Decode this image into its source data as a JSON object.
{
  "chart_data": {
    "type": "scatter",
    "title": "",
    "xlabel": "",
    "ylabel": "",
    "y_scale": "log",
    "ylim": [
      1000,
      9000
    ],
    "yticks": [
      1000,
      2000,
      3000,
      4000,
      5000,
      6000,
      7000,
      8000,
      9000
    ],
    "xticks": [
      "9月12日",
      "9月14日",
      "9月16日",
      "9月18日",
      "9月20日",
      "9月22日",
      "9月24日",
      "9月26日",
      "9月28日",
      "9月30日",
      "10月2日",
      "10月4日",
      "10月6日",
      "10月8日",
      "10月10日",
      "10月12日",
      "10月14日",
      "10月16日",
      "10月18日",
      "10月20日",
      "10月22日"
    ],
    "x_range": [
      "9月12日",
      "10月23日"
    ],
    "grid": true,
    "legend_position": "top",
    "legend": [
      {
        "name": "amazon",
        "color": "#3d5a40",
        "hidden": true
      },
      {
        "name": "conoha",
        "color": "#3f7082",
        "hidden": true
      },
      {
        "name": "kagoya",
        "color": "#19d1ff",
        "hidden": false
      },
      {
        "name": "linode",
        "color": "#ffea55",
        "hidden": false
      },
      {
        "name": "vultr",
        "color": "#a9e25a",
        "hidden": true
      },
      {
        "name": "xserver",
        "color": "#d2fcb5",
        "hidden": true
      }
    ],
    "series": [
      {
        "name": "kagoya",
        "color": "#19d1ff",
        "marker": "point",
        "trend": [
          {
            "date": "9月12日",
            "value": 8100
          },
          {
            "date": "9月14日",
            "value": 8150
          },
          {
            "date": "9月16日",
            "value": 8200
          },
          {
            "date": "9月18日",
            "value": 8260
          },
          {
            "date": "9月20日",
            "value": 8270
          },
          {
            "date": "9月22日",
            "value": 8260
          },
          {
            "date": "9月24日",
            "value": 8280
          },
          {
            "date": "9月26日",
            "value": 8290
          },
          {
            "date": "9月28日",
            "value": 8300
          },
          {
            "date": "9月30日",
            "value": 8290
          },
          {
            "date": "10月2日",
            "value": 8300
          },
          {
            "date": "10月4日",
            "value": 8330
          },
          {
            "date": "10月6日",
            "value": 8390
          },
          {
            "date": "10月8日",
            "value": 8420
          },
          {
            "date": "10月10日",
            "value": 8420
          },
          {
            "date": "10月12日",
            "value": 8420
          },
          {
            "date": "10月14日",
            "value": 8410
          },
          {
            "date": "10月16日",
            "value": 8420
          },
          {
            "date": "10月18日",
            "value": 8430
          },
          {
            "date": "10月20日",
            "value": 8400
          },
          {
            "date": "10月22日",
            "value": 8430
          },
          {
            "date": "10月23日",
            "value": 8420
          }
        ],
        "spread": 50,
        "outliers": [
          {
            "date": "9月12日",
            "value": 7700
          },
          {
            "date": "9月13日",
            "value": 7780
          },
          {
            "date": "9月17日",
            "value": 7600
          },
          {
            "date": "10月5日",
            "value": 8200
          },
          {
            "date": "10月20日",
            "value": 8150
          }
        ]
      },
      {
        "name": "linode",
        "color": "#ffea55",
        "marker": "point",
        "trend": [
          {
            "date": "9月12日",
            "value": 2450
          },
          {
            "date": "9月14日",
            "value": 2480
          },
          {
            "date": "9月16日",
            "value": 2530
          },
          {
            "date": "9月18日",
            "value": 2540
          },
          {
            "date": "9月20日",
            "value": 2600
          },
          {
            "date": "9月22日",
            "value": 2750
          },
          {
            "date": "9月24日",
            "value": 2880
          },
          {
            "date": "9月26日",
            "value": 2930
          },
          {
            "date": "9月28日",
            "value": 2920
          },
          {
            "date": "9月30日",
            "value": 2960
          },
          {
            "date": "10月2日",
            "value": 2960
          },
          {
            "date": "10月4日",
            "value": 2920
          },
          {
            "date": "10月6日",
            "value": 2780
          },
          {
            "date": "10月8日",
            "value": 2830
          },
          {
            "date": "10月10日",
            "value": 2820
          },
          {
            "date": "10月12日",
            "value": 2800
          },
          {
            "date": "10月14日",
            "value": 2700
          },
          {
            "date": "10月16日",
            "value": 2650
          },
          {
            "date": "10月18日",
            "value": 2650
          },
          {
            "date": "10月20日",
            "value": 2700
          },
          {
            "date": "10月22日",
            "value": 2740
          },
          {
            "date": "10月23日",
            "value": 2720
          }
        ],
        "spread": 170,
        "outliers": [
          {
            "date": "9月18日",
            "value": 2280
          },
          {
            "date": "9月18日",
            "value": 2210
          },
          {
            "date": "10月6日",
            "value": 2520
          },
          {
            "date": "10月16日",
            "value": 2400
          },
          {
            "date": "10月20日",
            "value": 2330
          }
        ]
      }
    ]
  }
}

++++

Retype all the records, matching them exactly.

Exercise response |
Decode this image into its source data as a JSON object.
{
  "chart_data": {
    "type": "scatter",
    "title": "",
    "xlabel": "",
    "ylabel": "",
    "y_scale": "log",
    "ylim": [
      1000,
      9000
    ],
    "yticks": [
      1000,
      2000,
      3000,
      4000,
      5000,
      6000,
      7000,
      8000,
      9000
    ],
    "xticks": [
      "9月12日",
      "9月14日",
      "9月16日",
      "9月18日",
      "9月20日",
      "9月22日",
      "9月24日",
      "9月26日",
      "9月28日",
      "9月30日",
      "10月2日",
      "10月4日",
      "10月6日",
      "10月8日",
      "10月10日",
      "10月12日",
      "10月14日",
      "10月16日",
      "10月18日",
      "10月20日",
      "10月22日"
    ],
    "x_range": [
      "9月12日",
      "10月23日"
    ],
    "grid": true,
    "legend_position": "top",
    "legend": [
      {
        "name": "amazon",
        "color": "#3d5a40",
        "hidden": true
      },
      {
        "name": "conoha",
        "color": "#3f7082",
        "hidden": true
      },
      {
        "name": "kagoya",
        "color": "#19d1ff",
        "hidden": false
      },
      {
        "name": "linode",
        "color": "#ffea55",
        "hidden": false
      },
      {
        "name": "vultr",
        "color": "#a9e25a",
        "hidden": true
      },
      {
        "name": "xserver",
        "color": "#d2fcb5",
        "hidden": true
      }
    ],
    "series": [
      {
        "name": "kagoya",
        "color": "#19d1ff",
        "marker": "point",
        "trend": [
          {
            "date": "9月12日",
            "value": 8100
          },
          {
            "date": "9月14日",
            "value": 8150
          },
          {
            "date": "9月16日",
            "value": 8200
          },
          {
            "date": "9月18日",
            "value": 8260
          },
          {
            "date": "9月20日",
            "value": 8270
          },
          {
            "date": "9月22日",
            "value": 8260
          },
          {
            "date": "9月24日",
            "value": 8280
          },
          {
            "date": "9月26日",
            "value": 8290
          },
          {
            "date": "9月28日",
            "value": 8300
          },
          {
            "date": "9月30日",
            "value": 8290
          },
          {
            "date": "10月2日",
            "value": 8300
          },
          {
            "date": "10月4日",
            "value": 8330
          },
          {
            "date": "10月6日",
            "value": 8390
          },
          {
            "date": "10月8日",
            "value": 8420
          },
          {
            "date": "10月10日",
            "value": 8420
          },
          {
            "date": "10月12日",
            "value": 8420
          },
          {
            "date": "10月14日",
            "value": 8410
          },
          {
            "date": "10月16日",
            "value": 8420
          },
          {
            "date": "10月18日",
            "value": 8430
          },
          {
            "date": "10月20日",
            "value": 8400
          },
          {
            "date": "10月22日",
            "value": 8430
          },
          {
            "date": "10月23日",
            "value": 8420
          }
        ],
        "spread": 50,
        "outliers": [
          {
            "date": "9月12日",
            "value": 7700
          },
          {
            "date": "9月13日",
            "value": 7780
          },
          {
            "date": "9月17日",
            "value": 7600
          },
          {
            "date": "10月5日",
            "value": 8200
          },
          {
            "date": "10月20日",
            "value": 8150
          }
        ]
      },
      {
        "name": "linode",
        "color": "#ffea55",
        "marker": "point",
        "trend": [
          {
            "date": "9月12日",
            "value": 2450
          },
          {
            "date": "9月14日",
            "value": 2480
          },
          {
            "date": "9月16日",
            "value": 2530
          },
          {
            "date": "9月18日",
            "value": 2540
          },
          {
            "date": "9月20日",
            "value": 2600
          },
          {
            "date": "9月22日",
            "value": 2750
          },
          {
            "date": "9月24日",
            "value": 2880
          },
          {
            "date": "9月26日",
            "value": 2930
          },
          {
            "date": "9月28日",
            "value": 2920
          },
          {
            "date": "9月30日",
            "value": 2960
          },
          {
            "date": "10月2日",
            "value": 2960
          },
          {
            "date": "10月4日",
            "value": 2920
          },
          {
            "date": "10月6日",
            "value": 2780
          },
          {
            "date": "10月8日",
            "value": 2830
          },
          {
            "date": "10月10日",
            "value": 2820
          },
          {
            "date": "10月12日",
            "value": 2800
          },
          {
            "date": "10月14日",
            "value": 2700
          },
          {
            "date": "10月16日",
            "value": 2650
          },
          {
            "date": "10月18日",
            "value": 2650
          },
          {
            "date": "10月20日",
            "value": 2700
          },
          {
            "date": "10月22日",
            "value": 2740
          },
          {
            "date": "10月23日",
            "value": 2720
          }
        ],
        "spread": 170,
        "outliers": [
          {
            "date": "9月18日",
            "value": 2280
          },
          {
            "date": "9月18日",
            "value": 2210
          },
          {
            "date": "10月6日",
            "value": 2520
          },
          {
            "date": "10月16日",
            "value": 2400
          },
          {
            "date": "10月20日",
            "value": 2330
          }
        ]
      }
    ]
  }
}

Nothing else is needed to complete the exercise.